▶ [Requirement]:
Pick out each line of the records in which the word "color" appears.

▶ [Figure contents as structured data]:
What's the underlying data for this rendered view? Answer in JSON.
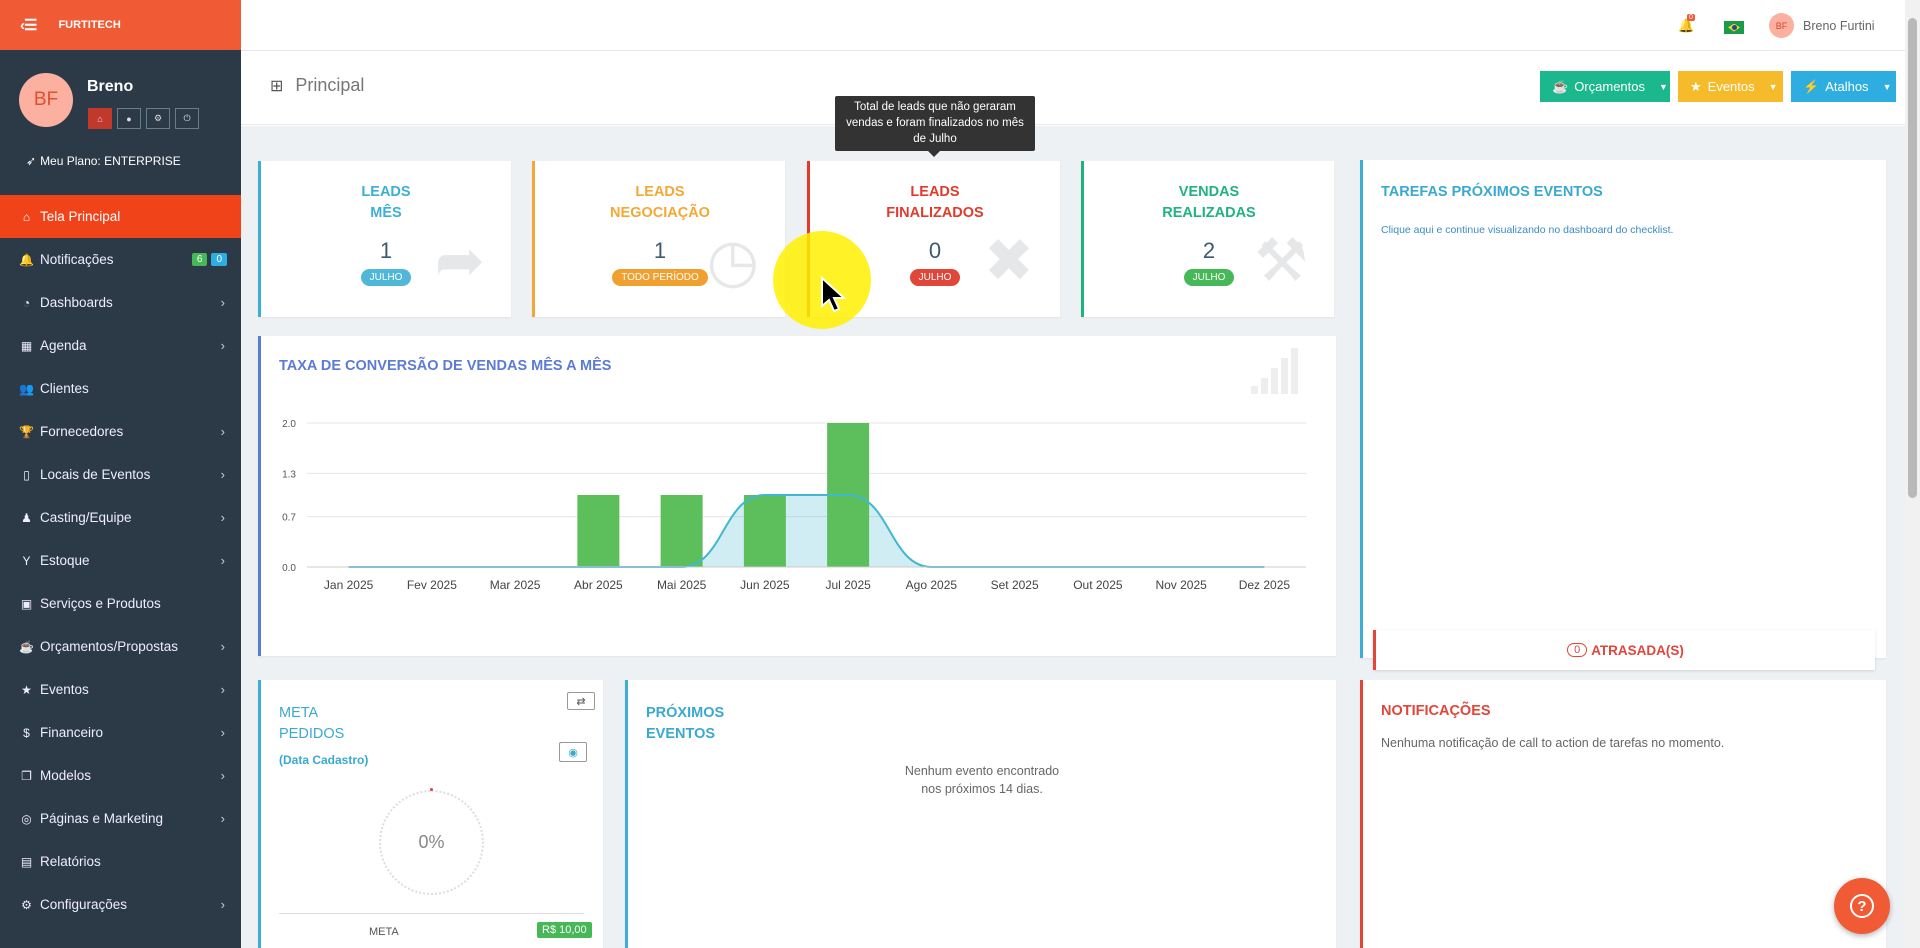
{
  "brand": {
    "name": "FURTITECH"
  },
  "profile": {
    "initials": "BF",
    "name": "Breno",
    "plan": "Meu Plano: ENTERPRISE"
  },
  "sidebar": {
    "items": [
      {
        "label": "Tela Principal",
        "icon": "home-icon",
        "glyph": "⌂",
        "active": true
      },
      {
        "label": "Notificações",
        "icon": "bell-icon",
        "glyph": "🔔",
        "badges": [
          "6",
          "0"
        ]
      },
      {
        "label": "Dashboards",
        "icon": "dashboard-icon",
        "glyph": "◔",
        "chev": true
      },
      {
        "label": "Agenda",
        "icon": "calendar-icon",
        "glyph": "▦",
        "chev": true
      },
      {
        "label": "Clientes",
        "icon": "users-icon",
        "glyph": "👥"
      },
      {
        "label": "Fornecedores",
        "icon": "trophy-icon",
        "glyph": "🏆",
        "chev": true
      },
      {
        "label": "Locais de Eventos",
        "icon": "building-icon",
        "glyph": "▯",
        "chev": true
      },
      {
        "label": "Casting/Equipe",
        "icon": "person-icon",
        "glyph": "♟",
        "chev": true
      },
      {
        "label": "Estoque",
        "icon": "glass-icon",
        "glyph": "Y",
        "chev": true
      },
      {
        "label": "Serviços e Produtos",
        "icon": "box-icon",
        "glyph": "▣"
      },
      {
        "label": "Orçamentos/Propostas",
        "icon": "coffee-icon",
        "glyph": "☕",
        "chev": true
      },
      {
        "label": "Eventos",
        "icon": "star-icon",
        "glyph": "★",
        "chev": true
      },
      {
        "label": "Financeiro",
        "icon": "dollar-icon",
        "glyph": "$",
        "chev": true
      },
      {
        "label": "Modelos",
        "icon": "files-icon",
        "glyph": "❐",
        "chev": true
      },
      {
        "label": "Páginas e Marketing",
        "icon": "target-icon",
        "glyph": "◎",
        "chev": true
      },
      {
        "label": "Relatórios",
        "icon": "chart-icon",
        "glyph": "▤"
      },
      {
        "label": "Configurações",
        "icon": "gear-icon",
        "glyph": "⚙",
        "chev": true
      }
    ]
  },
  "topbar": {
    "notif_count": "0",
    "user_initials": "BF",
    "user_name": "Breno Furtini"
  },
  "page": {
    "title": "Principal"
  },
  "header_buttons": [
    {
      "label": "Orçamentos",
      "color": "#1bb78d",
      "icon": "coffee-icon",
      "glyph": "☕"
    },
    {
      "label": "Eventos",
      "color": "#f6bb2a",
      "icon": "star-icon",
      "glyph": "★"
    },
    {
      "label": "Atalhos",
      "color": "#2eaee0",
      "icon": "bolt-icon",
      "glyph": "⚡"
    }
  ],
  "stats": [
    {
      "line1": "Leads",
      "line2": "Mês",
      "value": "1",
      "tag": "JULHO",
      "color": "#3dafd6",
      "pill": "#4fb8d8",
      "icon": "share-icon",
      "glyph": "➦"
    },
    {
      "line1": "Leads",
      "line2": "Negociação",
      "value": "1",
      "tag": "TODO PERÍODO",
      "color": "#f3a836",
      "pill": "#f0a030",
      "icon": "clock-icon",
      "glyph": "◷"
    },
    {
      "line1": "Leads",
      "line2": "Finalizados",
      "value": "0",
      "tag": "JULHO",
      "color": "#e23b2e",
      "pill": "#e0463a",
      "icon": "close-circle-icon",
      "glyph": "✖"
    },
    {
      "line1": "Vendas",
      "line2": "Realizadas",
      "value": "2",
      "tag": "JULHO",
      "color": "#20b27f",
      "pill": "#47b857",
      "icon": "gavel-icon",
      "glyph": "⚒"
    }
  ],
  "tooltip": {
    "text": "Total de leads que não geraram vendas e foram finalizados no mês de Julho"
  },
  "tasks": {
    "title": "Tarefas Próximos Eventos",
    "link": "Clique aqui e continue visualizando no dashboard do checklist.",
    "late_count": "0",
    "late_label": "ATRASADA(S)"
  },
  "conversion": {
    "title": "Taxa de Conversão de Vendas Mês a Mês"
  },
  "chart_data": {
    "type": "bar",
    "title": "Taxa de Conversão de Vendas Mês a Mês",
    "categories": [
      "Jan 2025",
      "Fev 2025",
      "Mar 2025",
      "Abr 2025",
      "Mai 2025",
      "Jun 2025",
      "Jul 2025",
      "Ago 2025",
      "Set 2025",
      "Out 2025",
      "Nov 2025",
      "Dez 2025"
    ],
    "series": [
      {
        "values": [
          0,
          0,
          0,
          1,
          1,
          1,
          2,
          0,
          0,
          0,
          0,
          0
        ],
        "color": "#5cbf5c"
      },
      {
        "type": "area",
        "values": [
          0,
          0,
          0,
          0,
          0,
          1,
          1,
          0,
          0,
          0,
          0,
          0
        ],
        "color": "#40b8d0"
      }
    ],
    "yticks": [
      "0.0",
      "0.7",
      "1.3",
      "2.0"
    ],
    "ylim": [
      0,
      2
    ],
    "grid": true
  },
  "meta": {
    "line1": "Meta",
    "line2": "Pedidos",
    "sub": "(Data Cadastro)",
    "percent": "0%",
    "meta_label": "META",
    "meta_value": "R$ 10,00"
  },
  "proximos": {
    "line1": "Próximos",
    "line2": "Eventos",
    "empty1": "Nenhum evento encontrado",
    "empty2": "nos próximos 14 dias."
  },
  "notificacoes": {
    "title": "Notificações",
    "empty": "Nenhuma notificação de call to action de tarefas no momento."
  }
}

▶ [Exercise response]:
      "color": "#1bb78d",
      "color": "#f6bb2a",
      "color": "#2eaee0",
      "color": "#3dafd6",
      "color": "#f3a836",
      "color": "#e23b2e",
      "color": "#20b27f",
        "color": "#5cbf5c"
        "color": "#40b8d0"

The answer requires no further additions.